**Problem to work on**
Scan the data below and pick out the lines containing the word "this".

**Extracted material**
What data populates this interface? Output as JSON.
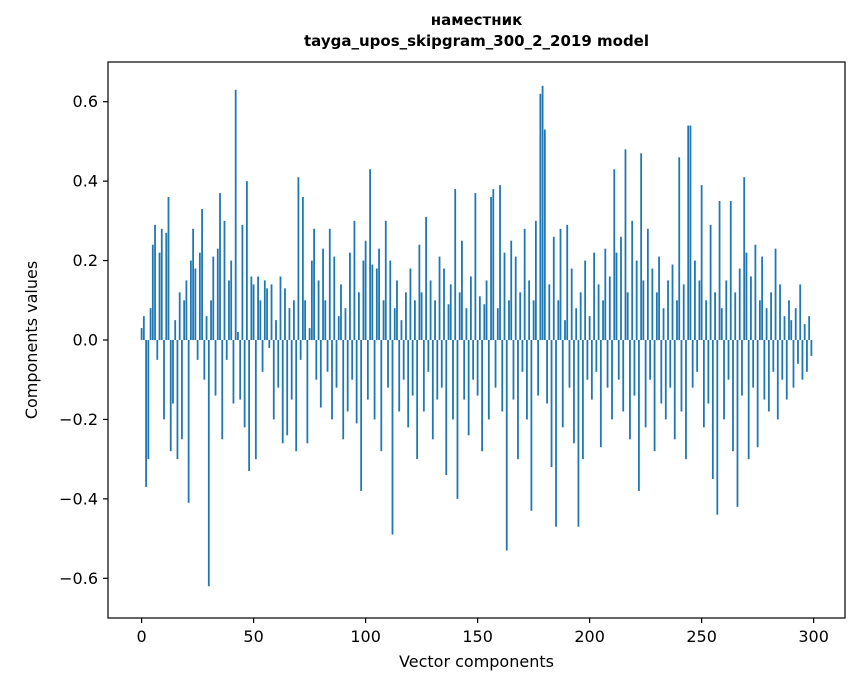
{
  "chart_data": {
    "type": "bar",
    "title": "наместник",
    "subtitle": "tayga_upos_skipgram_300_2_2019 model",
    "xlabel": "Vector components",
    "ylabel": "Components values",
    "xlim": [
      -15,
      314
    ],
    "ylim": [
      -0.7,
      0.7
    ],
    "xticks": [
      0,
      50,
      100,
      150,
      200,
      250,
      300
    ],
    "yticks": [
      -0.6,
      -0.4,
      -0.2,
      0.0,
      0.2,
      0.4,
      0.6
    ],
    "bar_color": "#1f77b4",
    "spine_color": "#000000",
    "bar_width": 0.8,
    "n_components": 300,
    "grid": false,
    "legend": "none",
    "values": [
      0.03,
      0.06,
      -0.37,
      -0.3,
      0.08,
      0.24,
      0.29,
      -0.05,
      0.22,
      0.28,
      -0.2,
      0.27,
      0.36,
      -0.28,
      -0.16,
      0.05,
      -0.3,
      0.12,
      -0.25,
      0.1,
      0.15,
      -0.41,
      0.2,
      0.28,
      0.18,
      -0.05,
      0.22,
      0.33,
      -0.1,
      0.06,
      -0.62,
      0.1,
      0.21,
      -0.14,
      0.23,
      0.37,
      -0.25,
      0.3,
      -0.05,
      0.15,
      0.2,
      -0.16,
      0.63,
      0.02,
      -0.15,
      0.29,
      -0.22,
      0.4,
      -0.33,
      0.16,
      0.14,
      -0.3,
      0.16,
      0.1,
      -0.08,
      0.15,
      0.13,
      -0.02,
      0.14,
      -0.2,
      0.05,
      -0.12,
      0.16,
      -0.26,
      0.13,
      -0.24,
      0.08,
      -0.15,
      0.1,
      -0.28,
      0.41,
      -0.05,
      0.36,
      0.1,
      -0.26,
      0.03,
      0.2,
      0.28,
      -0.1,
      0.15,
      -0.17,
      0.23,
      0.1,
      -0.08,
      0.28,
      -0.2,
      0.21,
      -0.12,
      0.06,
      0.14,
      -0.25,
      0.08,
      -0.18,
      0.22,
      -0.1,
      0.3,
      -0.21,
      0.12,
      -0.38,
      0.2,
      0.25,
      -0.15,
      0.43,
      0.19,
      -0.2,
      0.18,
      0.23,
      -0.28,
      0.1,
      0.3,
      -0.12,
      0.2,
      -0.49,
      0.08,
      0.15,
      -0.18,
      0.05,
      -0.1,
      0.12,
      -0.22,
      0.18,
      -0.14,
      0.1,
      -0.3,
      0.24,
      0.12,
      -0.18,
      0.31,
      -0.08,
      0.15,
      -0.25,
      0.1,
      -0.15,
      0.21,
      -0.12,
      0.18,
      -0.34,
      0.09,
      0.14,
      -0.2,
      0.38,
      -0.4,
      0.12,
      0.25,
      -0.15,
      0.08,
      -0.24,
      0.16,
      -0.1,
      0.37,
      -0.14,
      0.11,
      -0.28,
      0.09,
      0.15,
      -0.2,
      0.36,
      0.38,
      -0.12,
      0.08,
      0.39,
      -0.18,
      0.22,
      -0.53,
      0.1,
      0.25,
      -0.15,
      0.21,
      -0.3,
      0.12,
      -0.08,
      0.28,
      -0.2,
      0.15,
      -0.43,
      0.1,
      0.3,
      -0.14,
      0.62,
      0.64,
      0.53,
      -0.16,
      0.14,
      -0.32,
      0.26,
      -0.47,
      0.1,
      0.28,
      -0.22,
      0.05,
      0.29,
      -0.12,
      0.18,
      -0.26,
      0.08,
      -0.47,
      0.12,
      -0.3,
      0.2,
      -0.1,
      0.06,
      -0.15,
      0.22,
      -0.08,
      0.14,
      -0.27,
      0.1,
      0.23,
      -0.12,
      0.16,
      -0.2,
      0.43,
      0.22,
      -0.1,
      0.26,
      -0.18,
      0.48,
      0.12,
      -0.25,
      0.3,
      -0.14,
      0.2,
      -0.38,
      0.47,
      0.15,
      -0.22,
      0.28,
      -0.1,
      0.18,
      -0.28,
      0.12,
      0.21,
      -0.16,
      0.08,
      -0.2,
      0.15,
      -0.12,
      0.19,
      -0.25,
      0.1,
      0.46,
      -0.18,
      0.14,
      -0.3,
      0.54,
      0.54,
      -0.12,
      0.2,
      -0.08,
      0.15,
      0.39,
      -0.22,
      0.1,
      -0.16,
      0.29,
      -0.35,
      0.12,
      -0.44,
      0.35,
      0.08,
      -0.2,
      0.15,
      -0.1,
      0.35,
      -0.28,
      0.12,
      -0.42,
      0.18,
      -0.14,
      0.41,
      0.22,
      -0.3,
      0.16,
      -0.12,
      0.24,
      -0.27,
      0.1,
      0.21,
      -0.15,
      0.08,
      -0.18,
      0.12,
      -0.08,
      0.23,
      -0.2,
      0.14,
      -0.1,
      0.06,
      -0.15,
      0.1,
      0.05,
      -0.12,
      0.08,
      -0.06,
      0.14,
      -0.1,
      0.04,
      -0.08,
      0.06,
      -0.04
    ]
  }
}
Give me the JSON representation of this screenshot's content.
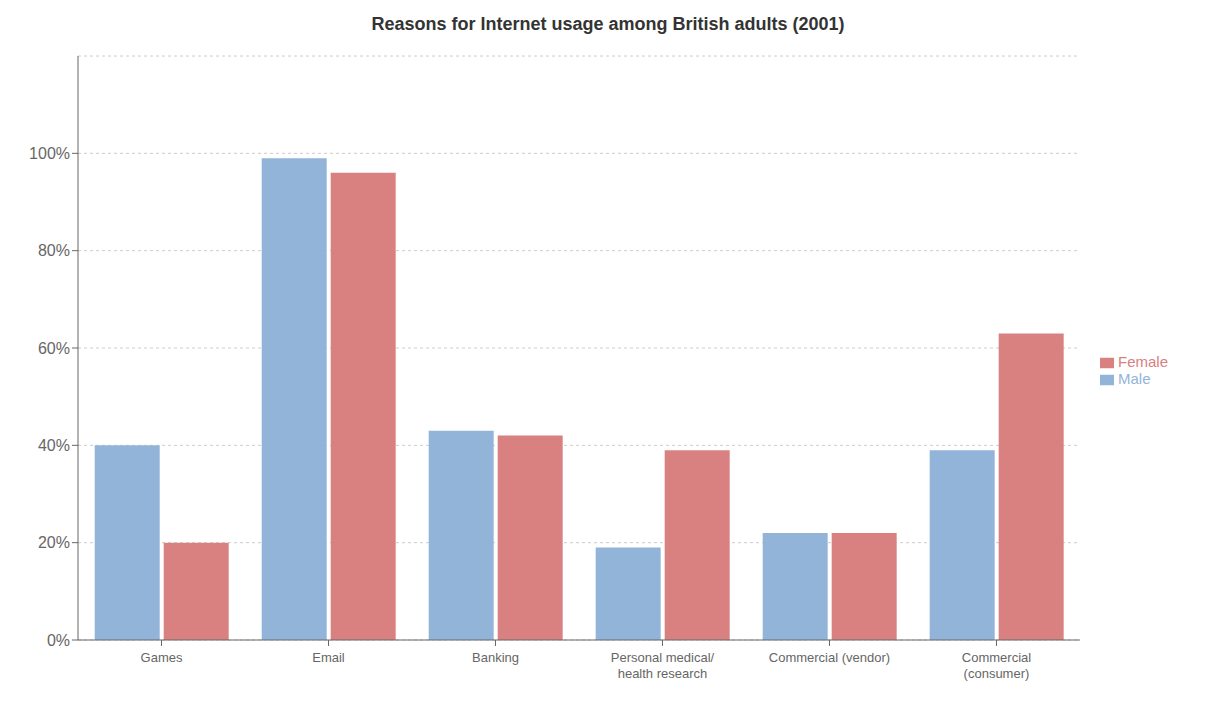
{
  "chart_data": {
    "type": "bar",
    "title": "Reasons for Internet usage among British adults (2001)",
    "categories": [
      "Games",
      "Email",
      "Banking",
      "Personal medical/\nhealth research",
      "Commercial (vendor)",
      "Commercial\n(consumer)"
    ],
    "series": [
      {
        "name": "Male",
        "color": "#92b4d9",
        "values": [
          40,
          99,
          43,
          19,
          22,
          39
        ]
      },
      {
        "name": "Female",
        "color": "#d98080",
        "values": [
          20,
          96,
          42,
          39,
          22,
          63
        ]
      }
    ],
    "ylim": [
      0,
      120
    ],
    "yticks": [
      {
        "value": 0,
        "label": "0%"
      },
      {
        "value": 20,
        "label": "20%"
      },
      {
        "value": 40,
        "label": "40%"
      },
      {
        "value": 60,
        "label": "60%"
      },
      {
        "value": 80,
        "label": "80%"
      },
      {
        "value": 100,
        "label": "100%"
      }
    ],
    "grid": true,
    "legend": "right"
  }
}
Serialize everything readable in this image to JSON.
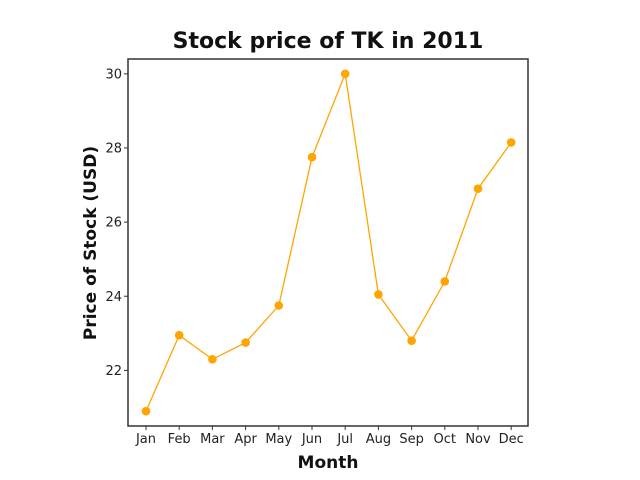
{
  "chart_data": {
    "type": "line",
    "title": "Stock price of TK in 2011",
    "xlabel": "Month",
    "ylabel": "Price of Stock (USD)",
    "categories": [
      "Jan",
      "Feb",
      "Mar",
      "Apr",
      "May",
      "Jun",
      "Jul",
      "Aug",
      "Sep",
      "Oct",
      "Nov",
      "Dec"
    ],
    "series": [
      {
        "values": [
          20.9,
          22.95,
          22.3,
          22.75,
          23.75,
          27.75,
          30.0,
          24.05,
          22.8,
          24.4,
          26.9,
          28.15
        ],
        "color": "#ffa500"
      }
    ],
    "yticks": [
      22,
      24,
      26,
      28,
      30
    ],
    "ylim": [
      20.5,
      30.4
    ],
    "grid": false,
    "legend": "none"
  }
}
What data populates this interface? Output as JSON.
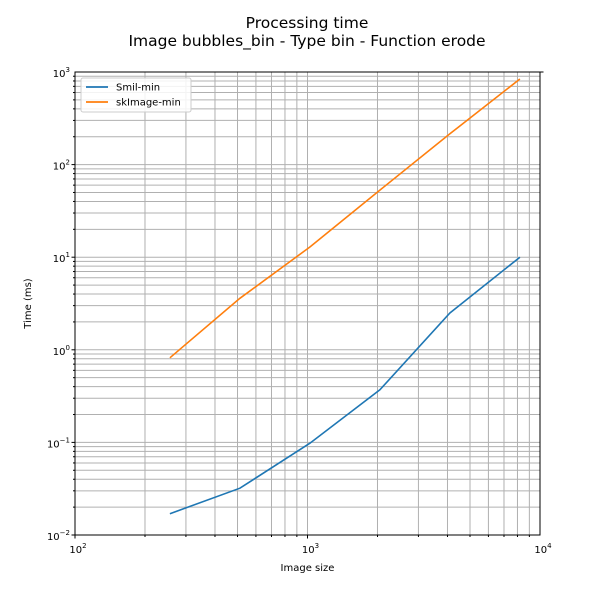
{
  "chart_data": {
    "type": "line",
    "title": "Processing time",
    "subtitle": "Image bubbles_bin - Type bin - Function erode",
    "xlabel": "Image size",
    "ylabel": "Time (ms)",
    "xscale": "log",
    "yscale": "log",
    "xlim": [
      100,
      10000
    ],
    "ylim": [
      0.01,
      1000
    ],
    "x_ticks": [
      {
        "base": "10",
        "exp": "2",
        "value": 100
      },
      {
        "base": "10",
        "exp": "3",
        "value": 1000
      },
      {
        "base": "10",
        "exp": "4",
        "value": 10000
      }
    ],
    "y_ticks": [
      {
        "base": "10",
        "exp": "−2",
        "value": 0.01
      },
      {
        "base": "10",
        "exp": "−1",
        "value": 0.1
      },
      {
        "base": "10",
        "exp": "0",
        "value": 1
      },
      {
        "base": "10",
        "exp": "1",
        "value": 10
      },
      {
        "base": "10",
        "exp": "2",
        "value": 100
      },
      {
        "base": "10",
        "exp": "3",
        "value": 1000
      }
    ],
    "grid": true,
    "legend_position": "top-left",
    "x": [
      256,
      512,
      1024,
      2048,
      4096,
      8192
    ],
    "series": [
      {
        "name": "Smil-min",
        "color": "#1f77b4",
        "values": [
          0.017,
          0.032,
          0.098,
          0.37,
          2.5,
          10.0
        ]
      },
      {
        "name": "skImage-min",
        "color": "#ff7f0e",
        "values": [
          0.82,
          3.6,
          12.9,
          53,
          215,
          840
        ]
      }
    ]
  }
}
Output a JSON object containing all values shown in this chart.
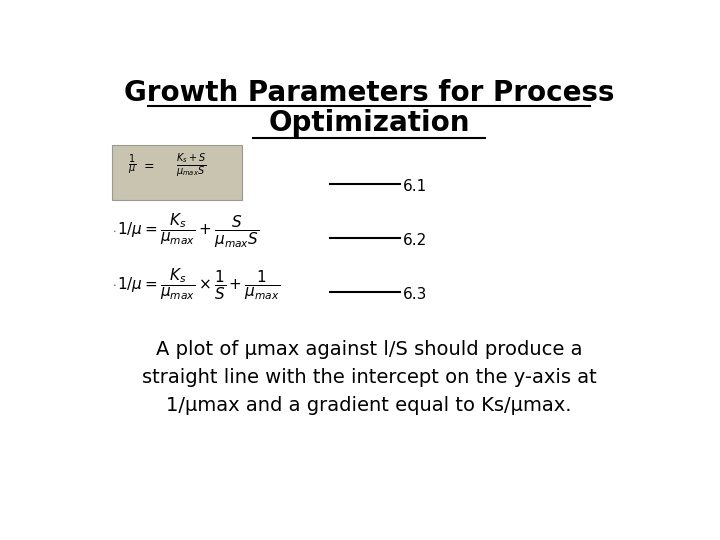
{
  "title_line1": "Growth Parameters for Process",
  "title_line2": "Optimization",
  "title_fontsize": 20,
  "title_fontweight": "bold",
  "bg_color": "#ffffff",
  "eq_box_facecolor": "#c8c4b0",
  "eq_box_edgecolor": "#999990",
  "eq1_label": "6.1",
  "eq2_label": "6.2",
  "eq3_label": "6.3",
  "body_text": "A plot of μmax against l/S should produce a\nstraight line with the intercept on the y-axis at\n1/μmax and a gradient equal to Ks/μmax.",
  "body_fontsize": 14,
  "eq_fontsize": 11,
  "label_fontsize": 11
}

**Written solution**
What data populates this interface? Output as JSON.
Give me the JSON representation of this screenshot's content.
Serialize everything readable in this image to JSON.
What data populates this interface? Output as JSON.
Output a JSON object containing all values shown in this chart.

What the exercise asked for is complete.